• Stored data entries
-------------------------
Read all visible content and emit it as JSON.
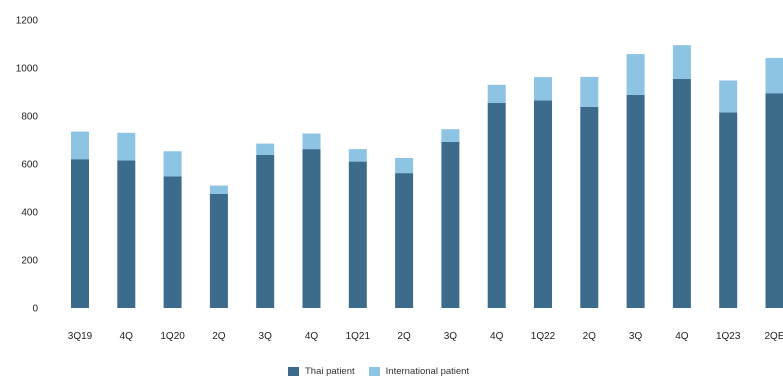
{
  "chart_data": {
    "type": "bar",
    "stacked": true,
    "categories": [
      "3Q19",
      "4Q",
      "1Q20",
      "2Q",
      "3Q",
      "4Q",
      "1Q21",
      "2Q",
      "3Q",
      "4Q",
      "1Q22",
      "2Q",
      "3Q",
      "4Q",
      "1Q23",
      "2QE"
    ],
    "series": [
      {
        "name": "Thai patient",
        "color": "#3d6b8c",
        "values": [
          620,
          615,
          548,
          475,
          638,
          662,
          610,
          562,
          692,
          855,
          865,
          838,
          888,
          955,
          815,
          895
        ]
      },
      {
        "name": "International patient",
        "color": "#8dc3e3",
        "values": [
          115,
          115,
          105,
          35,
          47,
          65,
          52,
          63,
          53,
          75,
          97,
          125,
          170,
          140,
          133,
          147
        ]
      }
    ],
    "ylim": [
      0,
      1200
    ],
    "yticks": [
      0,
      200,
      400,
      600,
      800,
      1000,
      1200
    ],
    "grid": false,
    "legend_position": "bottom-center"
  }
}
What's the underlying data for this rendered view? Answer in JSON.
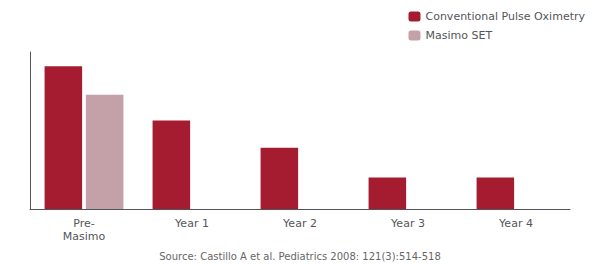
{
  "chart_data": {
    "type": "bar",
    "categories": [
      "Pre-\nMasimo",
      "Year 1",
      "Year 2",
      "Year 3",
      "Year 4"
    ],
    "series": [
      {
        "name": "Conventional Pulse Oximetry",
        "color": "#a51c30",
        "values": [
          100,
          62,
          43,
          22,
          22
        ]
      },
      {
        "name": "Masimo SET",
        "color": "#c4a0a8",
        "values": [
          80,
          0,
          0,
          0,
          0
        ]
      }
    ],
    "ylim": [
      0,
      110
    ],
    "tick_labels": "x",
    "grid": false,
    "legend": "upper right",
    "annotations": [
      "Source: Castillo A et al. Pediatrics 2008: 121(3):514-518"
    ]
  }
}
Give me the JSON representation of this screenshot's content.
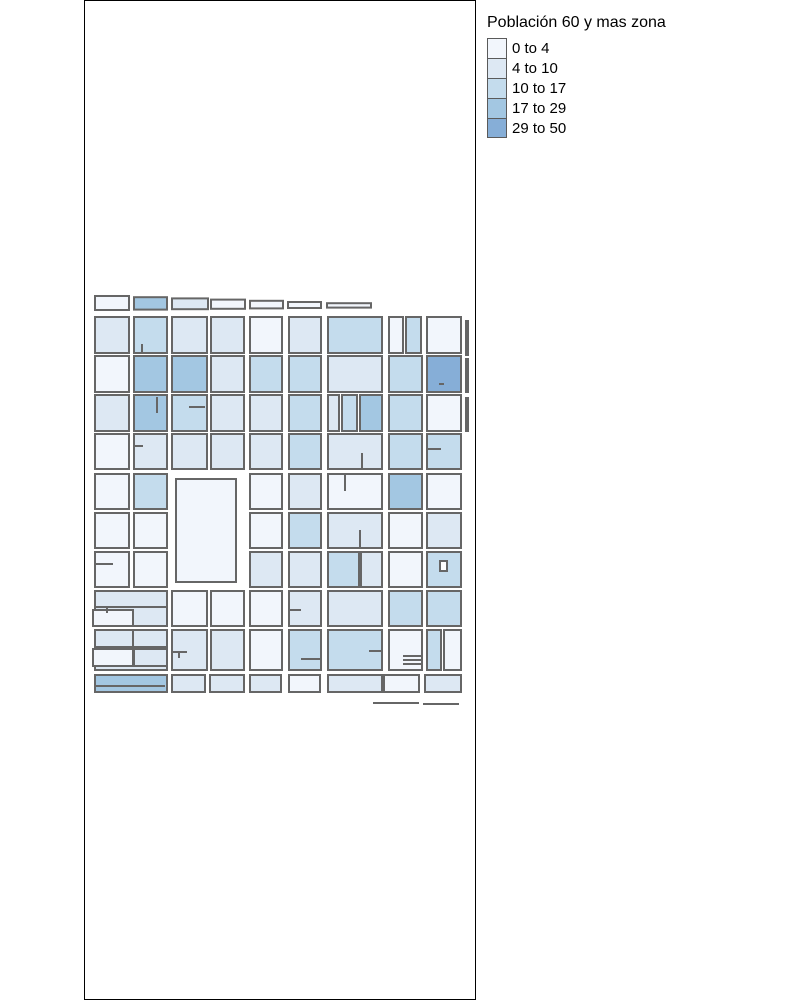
-------------------------
• Challenge
Copy every record above exactly as written, but leave out the pictures.

• Result of the exercise
Read all visible content and emit it as JSON.
{
  "chart_data": {
    "type": "bar",
    "stacked": true,
    "categories": [
      "3Q19",
      "4Q",
      "1Q20",
      "2Q",
      "3Q",
      "4Q",
      "1Q21",
      "2Q",
      "3Q",
      "4Q",
      "1Q22",
      "2Q",
      "3Q",
      "4Q",
      "1Q23",
      "2QE"
    ],
    "series": [
      {
        "name": "Thai patient",
        "color": "#3d6b8c",
        "values": [
          620,
          615,
          548,
          475,
          638,
          662,
          610,
          562,
          692,
          855,
          865,
          838,
          888,
          955,
          815,
          895
        ]
      },
      {
        "name": "International patient",
        "color": "#8dc3e3",
        "values": [
          115,
          115,
          105,
          35,
          47,
          65,
          52,
          63,
          53,
          75,
          97,
          125,
          170,
          140,
          133,
          147
        ]
      }
    ],
    "ylim": [
      0,
      1200
    ],
    "yticks": [
      0,
      200,
      400,
      600,
      800,
      1000,
      1200
    ],
    "grid": false,
    "legend_position": "bottom-center"
  }
}
What's the underlying data for this rendered view? Answer in JSON.
{
  "chart_data": {
    "type": "bar",
    "categories": [
      "Pre-\nMasimo",
      "Year 1",
      "Year 2",
      "Year 3",
      "Year 4"
    ],
    "series": [
      {
        "name": "Conventional Pulse Oximetry",
        "color": "#a51c30",
        "values": [
          100,
          62,
          43,
          22,
          22
        ]
      },
      {
        "name": "Masimo SET",
        "color": "#c4a0a8",
        "values": [
          80,
          0,
          0,
          0,
          0
        ]
      }
    ],
    "ylim": [
      0,
      110
    ],
    "tick_labels": "x",
    "grid": false,
    "legend": "upper right",
    "annotations": [
      "Source: Castillo A et al. Pediatrics 2008: 121(3):514-518"
    ]
  }
}
Give me the JSON representation of this screenshot's content.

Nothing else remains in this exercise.